___ Dataset entries ___
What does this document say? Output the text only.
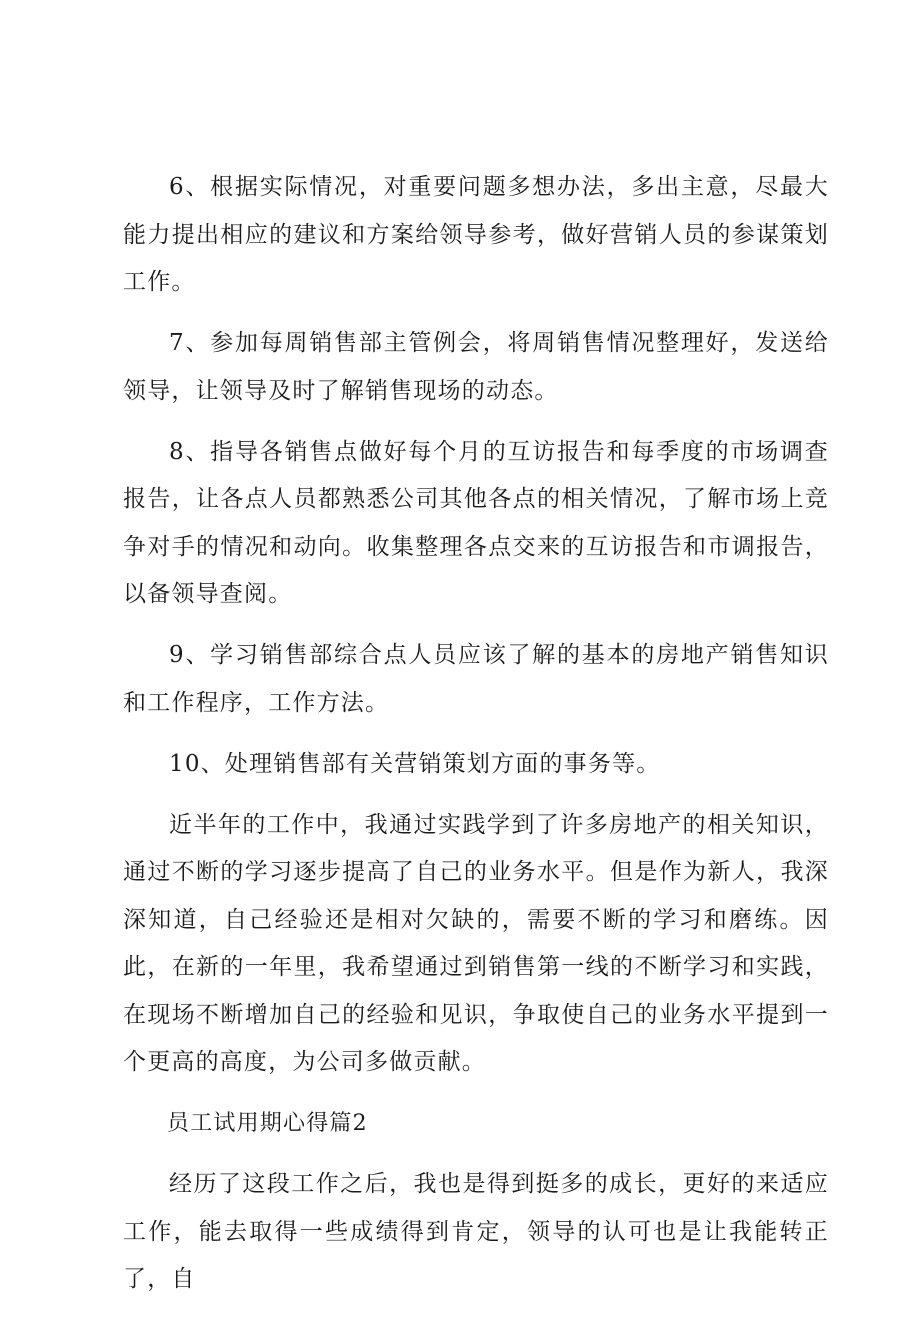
6、根据实际情况，对重要问题多想办法，多出主意，尽最大能力提出相应的建议和方案给领导参考，做好营销人员的参谋策划工作。

7、参加每周销售部主管例会，将周销售情况整理好，发送给领导，让领导及时了解销售现场的动态。

8、指导各销售点做好每个月的互访报告和每季度的市场调查报告，让各点人员都熟悉公司其他各点的相关情况，了解市场上竞争对手的情况和动向。收集整理各点交来的互访报告和市调报告，以备领导查阅。

9、学习销售部综合点人员应该了解的基本的房地产销售知识和工作程序，工作方法。

10、处理销售部有关营销策划方面的事务等。

近半年的工作中，我通过实践学到了许多房地产的相关知识，通过不断的学习逐步提高了自己的业务水平。但是作为新人，我深深知道，自己经验还是相对欠缺的，需要不断的学习和磨练。因此，在新的一年里，我希望通过到销售第一线的不断学习和实践，在现场不断增加自己的经验和见识，争取使自己的业务水平提到一个更高的高度，为公司多做贡献。

员工试用期心得篇2

经历了这段工作之后，我也是得到挺多的成长，更好的来适应工作，能去取得一些成绩得到肯定，领导的认可也是让我能转正了，自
___
## Problem requirements
Set the entries down again exactly. Do not include the images.

## Result below
What does this document say? Output the text only.
6、根据实际情况，对重要问题多想办法，多出主意，尽最大能力提出相应的建议和方案给领导参考，做好营销人员的参谋策划工作。

7、参加每周销售部主管例会，将周销售情况整理好，发送给领导，让领导及时了解销售现场的动态。

8、指导各销售点做好每个月的互访报告和每季度的市场调查报告，让各点人员都熟悉公司其他各点的相关情况，了解市场上竞争对手的情况和动向。收集整理各点交来的互访报告和市调报告，以备领导查阅。

9、学习销售部综合点人员应该了解的基本的房地产销售知识和工作程序，工作方法。

10、处理销售部有关营销策划方面的事务等。

近半年的工作中，我通过实践学到了许多房地产的相关知识，通过不断的学习逐步提高了自己的业务水平。但是作为新人，我深深知道，自己经验还是相对欠缺的，需要不断的学习和磨练。因此，在新的一年里，我希望通过到销售第一线的不断学习和实践，在现场不断增加自己的经验和见识，争取使自己的业务水平提到一个更高的高度，为公司多做贡献。

员工试用期心得篇2

经历了这段工作之后，我也是得到挺多的成长，更好的来适应工作，能去取得一些成绩得到肯定，领导的认可也是让我能转正了，自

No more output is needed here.